_OBJECTIVE_.
Copy all of the material below exactly.
━━━ DATA TO USE
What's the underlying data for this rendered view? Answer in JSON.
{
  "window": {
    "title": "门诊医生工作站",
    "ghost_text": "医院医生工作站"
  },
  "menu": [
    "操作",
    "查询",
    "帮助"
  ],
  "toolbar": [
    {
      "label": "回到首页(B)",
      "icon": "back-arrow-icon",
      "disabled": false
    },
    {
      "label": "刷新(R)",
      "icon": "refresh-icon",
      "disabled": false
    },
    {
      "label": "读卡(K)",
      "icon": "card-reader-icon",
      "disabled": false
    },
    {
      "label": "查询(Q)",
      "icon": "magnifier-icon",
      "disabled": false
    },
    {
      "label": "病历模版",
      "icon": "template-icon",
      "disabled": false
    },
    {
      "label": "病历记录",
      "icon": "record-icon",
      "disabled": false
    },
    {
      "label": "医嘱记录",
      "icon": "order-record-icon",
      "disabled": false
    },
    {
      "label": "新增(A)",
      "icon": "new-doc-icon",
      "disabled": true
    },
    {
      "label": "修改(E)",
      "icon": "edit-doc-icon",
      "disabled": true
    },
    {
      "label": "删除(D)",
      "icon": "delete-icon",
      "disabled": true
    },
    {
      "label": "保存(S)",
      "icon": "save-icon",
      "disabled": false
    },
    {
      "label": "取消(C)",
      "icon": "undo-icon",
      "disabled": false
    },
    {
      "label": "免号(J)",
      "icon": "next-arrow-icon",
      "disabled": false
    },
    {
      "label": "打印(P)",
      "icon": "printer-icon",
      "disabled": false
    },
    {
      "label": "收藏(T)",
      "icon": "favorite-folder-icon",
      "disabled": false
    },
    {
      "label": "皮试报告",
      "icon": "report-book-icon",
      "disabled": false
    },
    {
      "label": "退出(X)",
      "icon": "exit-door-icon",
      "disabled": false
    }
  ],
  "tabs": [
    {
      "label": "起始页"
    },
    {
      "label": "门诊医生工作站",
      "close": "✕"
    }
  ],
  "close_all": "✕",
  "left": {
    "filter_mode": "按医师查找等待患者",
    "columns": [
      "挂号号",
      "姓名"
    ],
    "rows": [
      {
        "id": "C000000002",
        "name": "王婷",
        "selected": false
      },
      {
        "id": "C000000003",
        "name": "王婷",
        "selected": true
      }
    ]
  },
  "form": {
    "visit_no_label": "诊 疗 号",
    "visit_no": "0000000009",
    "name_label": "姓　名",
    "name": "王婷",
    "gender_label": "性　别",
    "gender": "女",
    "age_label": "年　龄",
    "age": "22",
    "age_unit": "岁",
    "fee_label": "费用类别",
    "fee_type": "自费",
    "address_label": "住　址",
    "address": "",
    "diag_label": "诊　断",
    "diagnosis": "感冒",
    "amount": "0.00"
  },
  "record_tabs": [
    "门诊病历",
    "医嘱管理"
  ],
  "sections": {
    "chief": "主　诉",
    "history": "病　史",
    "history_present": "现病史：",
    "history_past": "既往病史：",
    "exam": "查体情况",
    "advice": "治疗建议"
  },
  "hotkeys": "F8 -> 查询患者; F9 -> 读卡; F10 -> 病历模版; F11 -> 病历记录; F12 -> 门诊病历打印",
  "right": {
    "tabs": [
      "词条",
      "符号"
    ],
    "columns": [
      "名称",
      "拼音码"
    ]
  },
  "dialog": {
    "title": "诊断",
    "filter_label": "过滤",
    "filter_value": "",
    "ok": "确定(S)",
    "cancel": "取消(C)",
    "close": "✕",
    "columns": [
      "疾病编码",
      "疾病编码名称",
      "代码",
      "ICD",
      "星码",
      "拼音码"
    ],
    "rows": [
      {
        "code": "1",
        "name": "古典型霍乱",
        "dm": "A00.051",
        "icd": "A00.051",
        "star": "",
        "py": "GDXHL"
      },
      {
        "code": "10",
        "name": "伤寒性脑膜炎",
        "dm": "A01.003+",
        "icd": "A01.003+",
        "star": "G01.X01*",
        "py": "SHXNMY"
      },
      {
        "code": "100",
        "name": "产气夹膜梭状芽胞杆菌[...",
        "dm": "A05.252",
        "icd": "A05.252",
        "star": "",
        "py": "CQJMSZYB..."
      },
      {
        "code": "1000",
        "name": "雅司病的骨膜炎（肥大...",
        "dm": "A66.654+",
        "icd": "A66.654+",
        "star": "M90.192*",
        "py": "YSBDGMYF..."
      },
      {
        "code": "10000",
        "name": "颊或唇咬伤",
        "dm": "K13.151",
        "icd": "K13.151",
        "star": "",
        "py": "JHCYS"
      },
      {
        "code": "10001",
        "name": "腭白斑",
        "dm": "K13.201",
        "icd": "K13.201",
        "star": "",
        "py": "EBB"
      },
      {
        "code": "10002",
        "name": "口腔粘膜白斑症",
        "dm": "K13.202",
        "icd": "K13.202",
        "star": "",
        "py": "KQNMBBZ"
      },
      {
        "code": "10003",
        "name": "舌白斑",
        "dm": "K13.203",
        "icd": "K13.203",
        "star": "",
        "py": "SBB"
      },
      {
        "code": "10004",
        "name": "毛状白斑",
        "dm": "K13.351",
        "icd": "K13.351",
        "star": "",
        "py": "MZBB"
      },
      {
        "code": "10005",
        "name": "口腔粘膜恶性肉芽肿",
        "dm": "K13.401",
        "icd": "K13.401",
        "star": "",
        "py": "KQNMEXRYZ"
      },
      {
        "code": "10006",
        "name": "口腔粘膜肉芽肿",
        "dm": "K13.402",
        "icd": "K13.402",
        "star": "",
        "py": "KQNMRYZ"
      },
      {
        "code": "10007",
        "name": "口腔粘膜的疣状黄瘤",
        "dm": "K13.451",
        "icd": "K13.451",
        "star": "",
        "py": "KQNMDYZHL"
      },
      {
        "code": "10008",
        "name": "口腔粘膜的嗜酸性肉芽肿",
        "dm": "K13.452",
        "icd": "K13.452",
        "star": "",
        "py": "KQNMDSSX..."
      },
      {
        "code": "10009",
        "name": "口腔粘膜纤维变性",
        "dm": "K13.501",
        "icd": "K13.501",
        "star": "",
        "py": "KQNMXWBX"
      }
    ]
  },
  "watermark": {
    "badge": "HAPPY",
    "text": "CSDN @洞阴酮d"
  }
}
━━━━━━
_SOLUTION TO THIS PROBLEM_.
What's the underlying data for this rendered view? Answer in JSON.
{
  "window": {
    "title": "门诊医生工作站",
    "ghost_text": "医院医生工作站"
  },
  "menu": [
    "操作",
    "查询",
    "帮助"
  ],
  "toolbar": [
    {
      "label": "回到首页(B)",
      "icon": "back-arrow-icon",
      "disabled": false
    },
    {
      "label": "刷新(R)",
      "icon": "refresh-icon",
      "disabled": false
    },
    {
      "label": "读卡(K)",
      "icon": "card-reader-icon",
      "disabled": false
    },
    {
      "label": "查询(Q)",
      "icon": "magnifier-icon",
      "disabled": false
    },
    {
      "label": "病历模版",
      "icon": "template-icon",
      "disabled": false
    },
    {
      "label": "病历记录",
      "icon": "record-icon",
      "disabled": false
    },
    {
      "label": "医嘱记录",
      "icon": "order-record-icon",
      "disabled": false
    },
    {
      "label": "新增(A)",
      "icon": "new-doc-icon",
      "disabled": true
    },
    {
      "label": "修改(E)",
      "icon": "edit-doc-icon",
      "disabled": true
    },
    {
      "label": "删除(D)",
      "icon": "delete-icon",
      "disabled": true
    },
    {
      "label": "保存(S)",
      "icon": "save-icon",
      "disabled": false
    },
    {
      "label": "取消(C)",
      "icon": "undo-icon",
      "disabled": false
    },
    {
      "label": "免号(J)",
      "icon": "next-arrow-icon",
      "disabled": false
    },
    {
      "label": "打印(P)",
      "icon": "printer-icon",
      "disabled": false
    },
    {
      "label": "收藏(T)",
      "icon": "favorite-folder-icon",
      "disabled": false
    },
    {
      "label": "皮试报告",
      "icon": "report-book-icon",
      "disabled": false
    },
    {
      "label": "退出(X)",
      "icon": "exit-door-icon",
      "disabled": false
    }
  ],
  "tabs": [
    {
      "label": "起始页"
    },
    {
      "label": "门诊医生工作站",
      "close": "✕"
    }
  ],
  "close_all": "✕",
  "left": {
    "filter_mode": "按医师查找等待患者",
    "columns": [
      "挂号号",
      "姓名"
    ],
    "rows": [
      {
        "id": "C000000002",
        "name": "王婷",
        "selected": false
      },
      {
        "id": "C000000003",
        "name": "王婷",
        "selected": true
      }
    ]
  },
  "form": {
    "visit_no_label": "诊 疗 号",
    "visit_no": "0000000009",
    "name_label": "姓　名",
    "name": "王婷",
    "gender_label": "性　别",
    "gender": "女",
    "age_label": "年　龄",
    "age": "22",
    "age_unit": "岁",
    "fee_label": "费用类别",
    "fee_type": "自费",
    "address_label": "住　址",
    "address": "",
    "diag_label": "诊　断",
    "diagnosis": "感冒",
    "amount": "0.00"
  },
  "record_tabs": [
    "门诊病历",
    "医嘱管理"
  ],
  "sections": {
    "chief": "主　诉",
    "history": "病　史",
    "history_present": "现病史：",
    "history_past": "既往病史：",
    "exam": "查体情况",
    "advice": "治疗建议"
  },
  "hotkeys": "F8 -> 查询患者; F9 -> 读卡; F10 -> 病历模版; F11 -> 病历记录; F12 -> 门诊病历打印",
  "right": {
    "tabs": [
      "词条",
      "符号"
    ],
    "columns": [
      "名称",
      "拼音码"
    ]
  },
  "dialog": {
    "title": "诊断",
    "filter_label": "过滤",
    "filter_value": "",
    "ok": "确定(S)",
    "cancel": "取消(C)",
    "close": "✕",
    "columns": [
      "疾病编码",
      "疾病编码名称",
      "代码",
      "ICD",
      "星码",
      "拼音码"
    ],
    "rows": [
      {
        "code": "1",
        "name": "古典型霍乱",
        "dm": "A00.051",
        "icd": "A00.051",
        "star": "",
        "py": "GDXHL"
      },
      {
        "code": "10",
        "name": "伤寒性脑膜炎",
        "dm": "A01.003+",
        "icd": "A01.003+",
        "star": "G01.X01*",
        "py": "SHXNMY"
      },
      {
        "code": "100",
        "name": "产气夹膜梭状芽胞杆菌[...",
        "dm": "A05.252",
        "icd": "A05.252",
        "star": "",
        "py": "CQJMSZYB..."
      },
      {
        "code": "1000",
        "name": "雅司病的骨膜炎（肥大...",
        "dm": "A66.654+",
        "icd": "A66.654+",
        "star": "M90.192*",
        "py": "YSBDGMYF..."
      },
      {
        "code": "10000",
        "name": "颊或唇咬伤",
        "dm": "K13.151",
        "icd": "K13.151",
        "star": "",
        "py": "JHCYS"
      },
      {
        "code": "10001",
        "name": "腭白斑",
        "dm": "K13.201",
        "icd": "K13.201",
        "star": "",
        "py": "EBB"
      },
      {
        "code": "10002",
        "name": "口腔粘膜白斑症",
        "dm": "K13.202",
        "icd": "K13.202",
        "star": "",
        "py": "KQNMBBZ"
      },
      {
        "code": "10003",
        "name": "舌白斑",
        "dm": "K13.203",
        "icd": "K13.203",
        "star": "",
        "py": "SBB"
      },
      {
        "code": "10004",
        "name": "毛状白斑",
        "dm": "K13.351",
        "icd": "K13.351",
        "star": "",
        "py": "MZBB"
      },
      {
        "code": "10005",
        "name": "口腔粘膜恶性肉芽肿",
        "dm": "K13.401",
        "icd": "K13.401",
        "star": "",
        "py": "KQNMEXRYZ"
      },
      {
        "code": "10006",
        "name": "口腔粘膜肉芽肿",
        "dm": "K13.402",
        "icd": "K13.402",
        "star": "",
        "py": "KQNMRYZ"
      },
      {
        "code": "10007",
        "name": "口腔粘膜的疣状黄瘤",
        "dm": "K13.451",
        "icd": "K13.451",
        "star": "",
        "py": "KQNMDYZHL"
      },
      {
        "code": "10008",
        "name": "口腔粘膜的嗜酸性肉芽肿",
        "dm": "K13.452",
        "icd": "K13.452",
        "star": "",
        "py": "KQNMDSSX..."
      },
      {
        "code": "10009",
        "name": "口腔粘膜纤维变性",
        "dm": "K13.501",
        "icd": "K13.501",
        "star": "",
        "py": "KQNMXWBX"
      }
    ]
  },
  "watermark": {
    "badge": "HAPPY",
    "text": "CSDN @洞阴酮d"
  }
}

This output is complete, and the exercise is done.